*What you have to do*
Give back the entire listing verbatim.
-*-*-
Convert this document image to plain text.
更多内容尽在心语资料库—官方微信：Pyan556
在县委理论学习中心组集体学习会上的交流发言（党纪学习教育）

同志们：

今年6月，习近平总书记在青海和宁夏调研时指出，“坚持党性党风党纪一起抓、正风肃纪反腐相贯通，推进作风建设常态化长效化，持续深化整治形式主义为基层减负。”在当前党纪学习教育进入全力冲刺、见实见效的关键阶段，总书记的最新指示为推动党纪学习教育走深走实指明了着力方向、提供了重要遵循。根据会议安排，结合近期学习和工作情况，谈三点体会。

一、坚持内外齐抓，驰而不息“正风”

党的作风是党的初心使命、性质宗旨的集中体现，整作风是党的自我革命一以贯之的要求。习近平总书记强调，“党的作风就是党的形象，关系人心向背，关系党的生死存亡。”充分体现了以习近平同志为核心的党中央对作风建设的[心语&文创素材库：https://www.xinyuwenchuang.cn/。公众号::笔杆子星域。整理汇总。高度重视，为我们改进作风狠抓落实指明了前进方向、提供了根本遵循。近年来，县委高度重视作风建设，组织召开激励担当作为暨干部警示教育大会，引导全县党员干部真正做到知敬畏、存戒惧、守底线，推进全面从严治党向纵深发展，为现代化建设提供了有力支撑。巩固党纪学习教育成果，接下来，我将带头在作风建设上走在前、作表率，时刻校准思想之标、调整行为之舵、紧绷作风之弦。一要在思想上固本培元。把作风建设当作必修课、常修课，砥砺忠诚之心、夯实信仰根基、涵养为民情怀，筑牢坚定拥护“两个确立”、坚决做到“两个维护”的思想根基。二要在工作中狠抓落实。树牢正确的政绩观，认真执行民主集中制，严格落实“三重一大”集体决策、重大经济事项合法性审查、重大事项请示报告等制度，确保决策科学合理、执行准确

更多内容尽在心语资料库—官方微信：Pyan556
-*-*-
*Expected output*
Convert this document image to plain text.
更多内容尽在心语资料库—官方微信：Pyan556
在县委理论学习中心组集体学习会上的交流发言（党纪学习教育）

同志们：

今年6月，习近平总书记在青海和宁夏调研时指出，“坚持党性党风党纪一起抓、正风肃纪反腐相贯通，推进作风建设常态化长效化，持续深化整治形式主义为基层减负。”在当前党纪学习教育进入全力冲刺、见实见效的关键阶段，总书记的最新指示为推动党纪学习教育走深走实指明了着力方向、提供了重要遵循。根据会议安排，结合近期学习和工作情况，谈三点体会。

一、坚持内外齐抓，驰而不息“正风”

党的作风是党的初心使命、性质宗旨的集中体现，整作风是党的自我革命一以贯之的要求。习近平总书记强调，“党的作风就是党的形象，关系人心向背，关系党的生死存亡。”充分体现了以习近平同志为核心的党中央对作风建设的[心语&文创素材库：https://www.xinyuwenchuang.cn/。公众号::笔杆子星域。整理汇总。高度重视，为我们改进作风狠抓落实指明了前进方向、提供了根本遵循。近年来，县委高度重视作风建设，组织召开激励担当作为暨干部警示教育大会，引导全县党员干部真正做到知敬畏、存戒惧、守底线，推进全面从严治党向纵深发展，为现代化建设提供了有力支撑。巩固党纪学习教育成果，接下来，我将带头在作风建设上走在前、作表率，时刻校准思想之标、调整行为之舵、紧绷作风之弦。一要在思想上固本培元。把作风建设当作必修课、常修课，砥砺忠诚之心、夯实信仰根基、涵养为民情怀，筑牢坚定拥护“两个确立”、坚决做到“两个维护”的思想根基。二要在工作中狠抓落实。树牢正确的政绩观，认真执行民主集中制，严格落实“三重一大”集体决策、重大经济事项合法性审查、重大事项请示报告等制度，确保决策科学合理、执行准确

更多内容尽在心语资料库—官方微信：Pyan556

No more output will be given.